# [The exercise]
Retype the section of the economic accounts text below from "If actual investment" up to and including "is adopted throughout.", without changing a word.

# [Quoted text]
If actual investment is lower than the amount available for investment, the balance will be positive – representing net lending. Similarly, when the balance is negative, borrowing is represented. Where the capital accounts relate to the individual institutional sectors, the net lending/borrowing of a particular sector represents the amounts available for lending or borrowing to other sectors. The value of net lending/borrowing is the same irrespective of whether the accounts are shown before or after deduction of fixed capital consumption, provided a consistent approach is adopted throughout.

====The financial account====

The financial account shows the acquisition and disposal of financial assets and liabilities. Examples of financial assets include: bank deposits (which are assets of the depositors and liabilities of the banks), unit trust units (assets of the holders and liabilities of unit trusts), and Treasury Bills (assets of the holders and a liability of central government). The balance of all transactions in the financial account is net lending or borrowing.

==== The statistical adjustment items ====
Although in theory the net lending/borrowing from the financial account and the net lending/borrowing from the capital account for each sector should be equal, in practice they are not. The difference between the two balances is known as the statistical adjustment item.
Part of the balancing process of economic accounts statistics for the previous year (that is, for years t–1 and earlier) involves assessing and modifying the component variables so that the estimates of net lending/borrowing made from the income and capital accounts and from the financial accounts are the same at the level of the whole economy and reasonably close to each other at the sector level.

==== Balance sheets ====
A financial balance sheet for each sector is compiled using the same financial instrument classification as that used for financial transactions. The changes in the end period levels in the financial balance sheets do not equal the financial transactions because of holding gains or losses and reclassifications of units between sectors.

=== Other analyses and derived statistics ===

This includes chapters 8 (Percentage Distributions and Growth Rates), 9 (Fixed Capital Formation Supplementary Tables), 10 (National Balance Sheet), 11 (Public Sector Supplementary Tables) and 12 (Statistics for European Union Purposes). These cover other additional analyses. It includes tables showing the percentage growth rates of the main aggregates and supplementary tables for capital consumption, gross fixed capital formation, capital stock, non-financial balance sheets, public sector data, and GNI consistent with the European System of Accounts (ESA95) compiled for EU budgetary purposes.

(Collected data entries)
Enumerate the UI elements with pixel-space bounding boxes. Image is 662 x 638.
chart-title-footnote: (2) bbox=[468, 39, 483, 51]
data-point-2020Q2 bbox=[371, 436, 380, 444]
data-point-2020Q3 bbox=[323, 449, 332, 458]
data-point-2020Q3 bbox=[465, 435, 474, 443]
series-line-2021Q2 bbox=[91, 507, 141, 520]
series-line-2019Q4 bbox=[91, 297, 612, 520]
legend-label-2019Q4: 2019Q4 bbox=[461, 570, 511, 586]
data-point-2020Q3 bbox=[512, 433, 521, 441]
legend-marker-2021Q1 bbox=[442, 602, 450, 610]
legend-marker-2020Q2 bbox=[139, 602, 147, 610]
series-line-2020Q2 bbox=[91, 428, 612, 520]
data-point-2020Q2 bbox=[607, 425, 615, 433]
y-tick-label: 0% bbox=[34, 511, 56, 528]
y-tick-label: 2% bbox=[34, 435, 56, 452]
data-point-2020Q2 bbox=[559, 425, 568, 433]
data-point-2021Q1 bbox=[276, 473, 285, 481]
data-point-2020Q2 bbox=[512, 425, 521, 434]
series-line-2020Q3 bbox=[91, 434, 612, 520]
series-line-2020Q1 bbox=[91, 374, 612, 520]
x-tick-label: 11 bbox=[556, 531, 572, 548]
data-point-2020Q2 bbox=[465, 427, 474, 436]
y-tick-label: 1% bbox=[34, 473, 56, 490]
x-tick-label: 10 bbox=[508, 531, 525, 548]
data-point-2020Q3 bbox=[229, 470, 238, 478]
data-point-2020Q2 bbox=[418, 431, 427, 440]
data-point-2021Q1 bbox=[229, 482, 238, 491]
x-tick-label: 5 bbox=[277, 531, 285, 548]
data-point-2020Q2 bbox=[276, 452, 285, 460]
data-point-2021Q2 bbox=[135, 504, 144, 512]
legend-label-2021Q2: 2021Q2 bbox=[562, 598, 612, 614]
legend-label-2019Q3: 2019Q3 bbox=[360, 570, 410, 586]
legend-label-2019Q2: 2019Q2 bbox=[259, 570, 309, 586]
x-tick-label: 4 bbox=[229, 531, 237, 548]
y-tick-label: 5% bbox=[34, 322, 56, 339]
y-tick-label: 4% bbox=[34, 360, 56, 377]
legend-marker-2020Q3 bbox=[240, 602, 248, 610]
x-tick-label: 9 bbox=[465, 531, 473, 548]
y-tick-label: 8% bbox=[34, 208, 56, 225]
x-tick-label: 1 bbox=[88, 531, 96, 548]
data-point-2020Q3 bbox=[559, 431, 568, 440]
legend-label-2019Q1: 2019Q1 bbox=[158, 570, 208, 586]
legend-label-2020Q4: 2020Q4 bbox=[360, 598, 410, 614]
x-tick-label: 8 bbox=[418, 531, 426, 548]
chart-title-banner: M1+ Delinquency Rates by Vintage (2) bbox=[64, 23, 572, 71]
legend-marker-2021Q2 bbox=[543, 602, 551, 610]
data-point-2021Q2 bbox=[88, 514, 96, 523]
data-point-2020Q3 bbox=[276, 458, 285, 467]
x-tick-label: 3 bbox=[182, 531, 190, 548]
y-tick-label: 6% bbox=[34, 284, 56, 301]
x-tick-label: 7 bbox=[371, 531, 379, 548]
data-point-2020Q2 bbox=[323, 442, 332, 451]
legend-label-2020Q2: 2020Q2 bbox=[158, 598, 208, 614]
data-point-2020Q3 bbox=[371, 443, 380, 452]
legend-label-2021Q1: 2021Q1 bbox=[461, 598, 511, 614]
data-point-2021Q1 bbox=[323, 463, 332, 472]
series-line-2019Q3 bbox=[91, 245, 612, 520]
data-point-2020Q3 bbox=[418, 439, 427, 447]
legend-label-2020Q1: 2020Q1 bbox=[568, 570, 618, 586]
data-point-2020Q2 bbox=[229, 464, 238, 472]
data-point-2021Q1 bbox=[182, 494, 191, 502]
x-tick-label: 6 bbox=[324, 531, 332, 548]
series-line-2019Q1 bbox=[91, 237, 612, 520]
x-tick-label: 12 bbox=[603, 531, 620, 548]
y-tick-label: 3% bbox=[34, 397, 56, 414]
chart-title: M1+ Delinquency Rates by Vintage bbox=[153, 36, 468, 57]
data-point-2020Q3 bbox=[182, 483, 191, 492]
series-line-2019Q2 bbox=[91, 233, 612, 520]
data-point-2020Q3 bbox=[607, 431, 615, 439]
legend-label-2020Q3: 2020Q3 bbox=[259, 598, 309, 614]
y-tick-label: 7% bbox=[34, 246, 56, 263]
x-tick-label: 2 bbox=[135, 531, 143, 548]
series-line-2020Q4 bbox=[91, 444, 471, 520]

# [Response to the exercise]
If actual investment is lower than the amount available for investment, the balance will be positive – representing net lending. Similarly, when the balance is negative, borrowing is represented. Where the capital accounts relate to the individual institutional sectors, the net lending/borrowing of a particular sector represents the amounts available for lending or borrowing to other sectors. The value of net lending/borrowing is the same irrespective of whether the accounts are shown before or after deduction of fixed capital consumption, provided a consistent approach is adopted throughout.